_Record excerpts_.

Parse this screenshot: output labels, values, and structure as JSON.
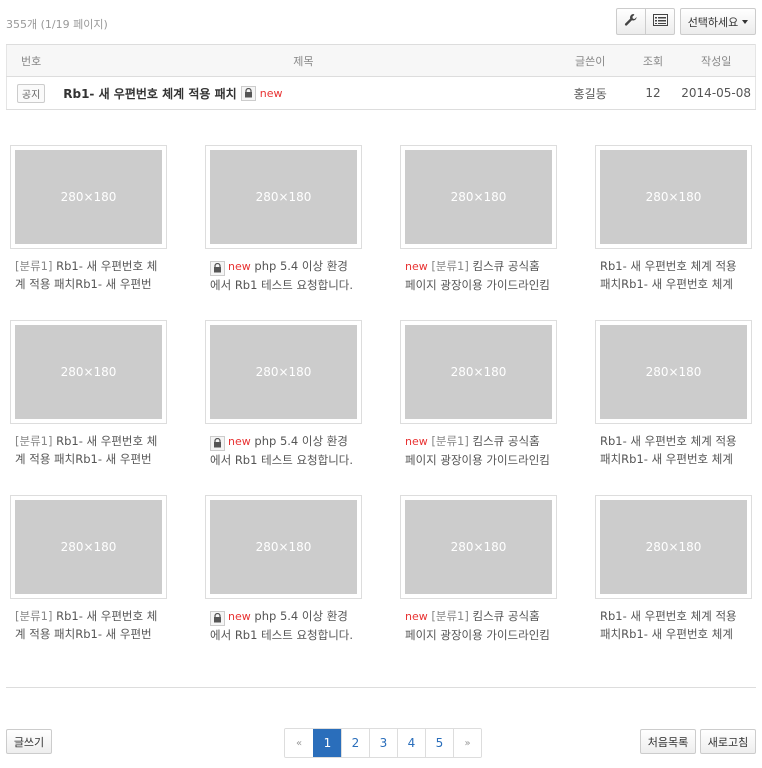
{
  "header": {
    "total_text": "355개 (1/19 페이지)",
    "select_label": "선택하세요",
    "tool_icons": [
      "wrench-icon",
      "list-view-icon"
    ]
  },
  "table": {
    "columns": [
      "번호",
      "제목",
      "글쓴이",
      "조회",
      "작성일"
    ],
    "notice": {
      "badge": "공지",
      "title": "Rb1- 새 우편번호 체계 적용 패치",
      "new_label": "new",
      "author": "홍길동",
      "views": "12",
      "date": "2014-05-08"
    }
  },
  "gallery": {
    "placeholder": "280×180",
    "new_label": "new",
    "rows": [
      [
        {
          "category": "[분류1]",
          "text": "Rb1- 새 우편번호 체계 적용 패치Rb1- 새 우편번"
        },
        {
          "locked": true,
          "is_new": true,
          "text": "php 5.4 이상 환경에서 Rb1 테스트 요청합니다."
        },
        {
          "is_new": true,
          "category": "[분류1]",
          "text": "킴스큐 공식홈페이지 광장이용 가이드라인킴"
        },
        {
          "text": "Rb1- 새 우편번호 체계 적용 패치Rb1- 새 우편번호 체계"
        }
      ],
      [
        {
          "category": "[분류1]",
          "text": "Rb1- 새 우편번호 체계 적용 패치Rb1- 새 우편번"
        },
        {
          "locked": true,
          "is_new": true,
          "text": "php 5.4 이상 환경에서 Rb1 테스트 요청합니다."
        },
        {
          "is_new": true,
          "category": "[분류1]",
          "text": "킴스큐 공식홈페이지 광장이용 가이드라인킴"
        },
        {
          "text": "Rb1- 새 우편번호 체계 적용 패치Rb1- 새 우편번호 체계"
        }
      ],
      [
        {
          "category": "[분류1]",
          "text": "Rb1- 새 우편번호 체계 적용 패치Rb1- 새 우편번"
        },
        {
          "locked": true,
          "is_new": true,
          "text": "php 5.4 이상 환경에서 Rb1 테스트 요청합니다."
        },
        {
          "is_new": true,
          "category": "[분류1]",
          "text": "킴스큐 공식홈페이지 광장이용 가이드라인킴"
        },
        {
          "text": "Rb1- 새 우편번호 체계 적용 패치Rb1- 새 우편번호 체계"
        }
      ]
    ]
  },
  "footer": {
    "write_label": "글쓰기",
    "list_label": "처음목록",
    "refresh_label": "새로고침",
    "pagination": {
      "prev": "«",
      "pages": [
        "1",
        "2",
        "3",
        "4",
        "5"
      ],
      "current": "1",
      "next": "»"
    }
  }
}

_Written instruction_.
Copy each line of the records precisely and drop any images they hold.

_Output below_.
Parse this screenshot: output labels, values, and structure as JSON.
{
  "header": {
    "total_text": "355개 (1/19 페이지)",
    "select_label": "선택하세요",
    "tool_icons": [
      "wrench-icon",
      "list-view-icon"
    ]
  },
  "table": {
    "columns": [
      "번호",
      "제목",
      "글쓴이",
      "조회",
      "작성일"
    ],
    "notice": {
      "badge": "공지",
      "title": "Rb1- 새 우편번호 체계 적용 패치",
      "new_label": "new",
      "author": "홍길동",
      "views": "12",
      "date": "2014-05-08"
    }
  },
  "gallery": {
    "placeholder": "280×180",
    "new_label": "new",
    "rows": [
      [
        {
          "category": "[분류1]",
          "text": "Rb1- 새 우편번호 체계 적용 패치Rb1- 새 우편번"
        },
        {
          "locked": true,
          "is_new": true,
          "text": "php 5.4 이상 환경에서 Rb1 테스트 요청합니다."
        },
        {
          "is_new": true,
          "category": "[분류1]",
          "text": "킴스큐 공식홈페이지 광장이용 가이드라인킴"
        },
        {
          "text": "Rb1- 새 우편번호 체계 적용 패치Rb1- 새 우편번호 체계"
        }
      ],
      [
        {
          "category": "[분류1]",
          "text": "Rb1- 새 우편번호 체계 적용 패치Rb1- 새 우편번"
        },
        {
          "locked": true,
          "is_new": true,
          "text": "php 5.4 이상 환경에서 Rb1 테스트 요청합니다."
        },
        {
          "is_new": true,
          "category": "[분류1]",
          "text": "킴스큐 공식홈페이지 광장이용 가이드라인킴"
        },
        {
          "text": "Rb1- 새 우편번호 체계 적용 패치Rb1- 새 우편번호 체계"
        }
      ],
      [
        {
          "category": "[분류1]",
          "text": "Rb1- 새 우편번호 체계 적용 패치Rb1- 새 우편번"
        },
        {
          "locked": true,
          "is_new": true,
          "text": "php 5.4 이상 환경에서 Rb1 테스트 요청합니다."
        },
        {
          "is_new": true,
          "category": "[분류1]",
          "text": "킴스큐 공식홈페이지 광장이용 가이드라인킴"
        },
        {
          "text": "Rb1- 새 우편번호 체계 적용 패치Rb1- 새 우편번호 체계"
        }
      ]
    ]
  },
  "footer": {
    "write_label": "글쓰기",
    "list_label": "처음목록",
    "refresh_label": "새로고침",
    "pagination": {
      "prev": "«",
      "pages": [
        "1",
        "2",
        "3",
        "4",
        "5"
      ],
      "current": "1",
      "next": "»"
    }
  }
}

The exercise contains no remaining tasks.